:: TASK TO COMPLETE ::
Look below. Copy each line that has "they" in it.
* Begin RAW RECORDS *
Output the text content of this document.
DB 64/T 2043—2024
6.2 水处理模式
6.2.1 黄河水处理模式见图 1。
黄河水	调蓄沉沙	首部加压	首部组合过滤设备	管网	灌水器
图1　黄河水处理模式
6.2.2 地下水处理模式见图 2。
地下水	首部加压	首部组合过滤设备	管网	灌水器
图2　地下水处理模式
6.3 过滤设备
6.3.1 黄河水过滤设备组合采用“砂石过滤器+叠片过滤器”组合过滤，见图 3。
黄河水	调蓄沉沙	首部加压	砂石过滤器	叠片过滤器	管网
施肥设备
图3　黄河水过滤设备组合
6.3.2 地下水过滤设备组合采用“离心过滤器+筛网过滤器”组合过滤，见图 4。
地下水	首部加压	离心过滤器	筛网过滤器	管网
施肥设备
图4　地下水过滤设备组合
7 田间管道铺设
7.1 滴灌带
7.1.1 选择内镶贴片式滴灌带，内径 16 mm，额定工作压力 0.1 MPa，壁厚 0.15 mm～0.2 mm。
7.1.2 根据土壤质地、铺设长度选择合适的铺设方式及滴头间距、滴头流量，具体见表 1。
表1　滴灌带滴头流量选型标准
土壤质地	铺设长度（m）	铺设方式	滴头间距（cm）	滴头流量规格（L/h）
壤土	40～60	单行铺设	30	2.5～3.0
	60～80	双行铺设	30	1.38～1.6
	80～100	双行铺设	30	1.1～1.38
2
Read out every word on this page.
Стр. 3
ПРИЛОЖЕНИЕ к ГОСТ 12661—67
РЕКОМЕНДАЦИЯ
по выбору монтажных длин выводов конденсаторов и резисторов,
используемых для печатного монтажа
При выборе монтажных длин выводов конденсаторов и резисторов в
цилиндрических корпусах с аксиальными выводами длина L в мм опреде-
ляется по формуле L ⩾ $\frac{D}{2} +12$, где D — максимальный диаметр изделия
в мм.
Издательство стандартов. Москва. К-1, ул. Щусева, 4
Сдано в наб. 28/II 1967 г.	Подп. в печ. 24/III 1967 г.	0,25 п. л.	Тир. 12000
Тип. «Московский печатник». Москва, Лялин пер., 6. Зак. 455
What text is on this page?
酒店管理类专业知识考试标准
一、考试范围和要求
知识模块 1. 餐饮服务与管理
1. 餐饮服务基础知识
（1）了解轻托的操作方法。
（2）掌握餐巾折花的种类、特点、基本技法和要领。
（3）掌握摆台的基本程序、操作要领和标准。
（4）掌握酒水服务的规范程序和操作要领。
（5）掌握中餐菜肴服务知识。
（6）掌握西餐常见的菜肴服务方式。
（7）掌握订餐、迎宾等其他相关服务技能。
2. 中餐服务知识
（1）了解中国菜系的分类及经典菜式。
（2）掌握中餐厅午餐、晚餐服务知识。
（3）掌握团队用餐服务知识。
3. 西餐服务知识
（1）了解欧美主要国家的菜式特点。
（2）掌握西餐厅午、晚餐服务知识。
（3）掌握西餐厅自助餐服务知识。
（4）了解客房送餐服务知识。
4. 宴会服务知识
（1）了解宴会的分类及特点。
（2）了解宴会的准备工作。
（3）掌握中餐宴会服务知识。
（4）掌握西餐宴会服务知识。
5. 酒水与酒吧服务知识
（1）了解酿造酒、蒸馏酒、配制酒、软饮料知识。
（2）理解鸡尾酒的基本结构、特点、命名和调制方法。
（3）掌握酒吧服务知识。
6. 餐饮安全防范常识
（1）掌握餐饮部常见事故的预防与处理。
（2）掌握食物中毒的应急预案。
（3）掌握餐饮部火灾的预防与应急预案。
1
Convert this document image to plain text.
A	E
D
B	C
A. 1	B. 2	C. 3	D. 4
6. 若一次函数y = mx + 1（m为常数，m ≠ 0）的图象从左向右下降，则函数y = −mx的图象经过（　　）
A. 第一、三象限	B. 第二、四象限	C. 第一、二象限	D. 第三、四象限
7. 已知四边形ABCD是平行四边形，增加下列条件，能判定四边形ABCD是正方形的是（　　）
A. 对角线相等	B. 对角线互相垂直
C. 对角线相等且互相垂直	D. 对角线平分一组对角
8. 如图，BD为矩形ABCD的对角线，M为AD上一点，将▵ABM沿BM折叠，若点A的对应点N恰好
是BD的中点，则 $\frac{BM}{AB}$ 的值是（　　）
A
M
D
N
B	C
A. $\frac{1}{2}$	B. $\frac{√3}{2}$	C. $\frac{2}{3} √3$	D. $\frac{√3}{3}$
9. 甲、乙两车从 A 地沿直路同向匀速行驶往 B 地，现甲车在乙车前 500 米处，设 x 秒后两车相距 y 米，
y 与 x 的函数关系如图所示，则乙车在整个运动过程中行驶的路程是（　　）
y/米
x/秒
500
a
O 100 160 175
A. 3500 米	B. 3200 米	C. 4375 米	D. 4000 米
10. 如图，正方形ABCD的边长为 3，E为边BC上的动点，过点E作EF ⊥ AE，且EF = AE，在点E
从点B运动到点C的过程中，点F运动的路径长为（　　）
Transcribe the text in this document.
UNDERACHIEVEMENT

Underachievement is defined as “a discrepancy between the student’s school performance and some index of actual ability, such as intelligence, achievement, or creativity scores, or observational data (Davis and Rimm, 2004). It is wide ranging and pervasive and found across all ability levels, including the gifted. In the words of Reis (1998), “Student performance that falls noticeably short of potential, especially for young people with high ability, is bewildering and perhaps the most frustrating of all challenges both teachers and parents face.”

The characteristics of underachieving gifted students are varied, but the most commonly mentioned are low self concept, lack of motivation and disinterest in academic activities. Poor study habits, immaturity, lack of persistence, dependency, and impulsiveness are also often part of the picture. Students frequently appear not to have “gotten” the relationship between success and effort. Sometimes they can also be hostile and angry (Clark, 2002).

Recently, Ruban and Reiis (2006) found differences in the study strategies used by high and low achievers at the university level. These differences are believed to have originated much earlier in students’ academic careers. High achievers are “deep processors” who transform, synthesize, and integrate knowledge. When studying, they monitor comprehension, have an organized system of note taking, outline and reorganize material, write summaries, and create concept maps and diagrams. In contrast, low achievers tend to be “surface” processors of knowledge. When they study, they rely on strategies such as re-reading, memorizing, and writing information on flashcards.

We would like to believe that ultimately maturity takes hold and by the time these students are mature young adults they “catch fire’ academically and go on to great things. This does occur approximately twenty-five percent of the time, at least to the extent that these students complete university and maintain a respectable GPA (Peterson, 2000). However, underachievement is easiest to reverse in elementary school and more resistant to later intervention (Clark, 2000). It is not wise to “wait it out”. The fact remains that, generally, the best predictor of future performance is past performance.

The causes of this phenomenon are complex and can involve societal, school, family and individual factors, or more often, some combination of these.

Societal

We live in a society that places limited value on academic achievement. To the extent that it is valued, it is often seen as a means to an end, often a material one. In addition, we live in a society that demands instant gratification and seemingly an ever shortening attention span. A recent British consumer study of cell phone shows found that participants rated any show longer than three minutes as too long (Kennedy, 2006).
* End RAW RECORDS *
:: SOLUTION ::
The characteristics of underachieving gifted students are varied, but the most commonly mentioned are low self concept, lack of motivation and disinterest in academic activities. Poor study habits, immaturity, lack of persistence, dependency, and impulsiveness are also often part of the picture. Students frequently appear not to have “gotten” the relationship between success and effort. Sometimes they can also be hostile and angry (Clark, 2002).
Recently, Ruban and Reiis (2006) found differences in the study strategies used by high and low achievers at the university level. These differences are believed to have originated much earlier in students’ academic careers. High achievers are “deep processors” who transform, synthesize, and integrate knowledge. When studying, they monitor comprehension, have an organized system of note taking, outline and reorganize material, write summaries, and create concept maps and diagrams. In contrast, low achievers tend to be “surface” processors of knowledge. When they study, they rely on strategies such as re-reading, memorizing, and writing information on flashcards.
We would like to believe that ultimately maturity takes hold and by the time these students are mature young adults they “catch fire’ academically and go on to great things. This does occur approximately twenty-five percent of the time, at least to the extent that these students complete university and maintain a respectable GPA (Peterson, 2000). However, underachievement is easiest to reverse in elementary school and more resistant to later intervention (Clark, 2000). It is not wise to “wait it out”. The fact remains that, generally, the best predictor of future performance is past performance.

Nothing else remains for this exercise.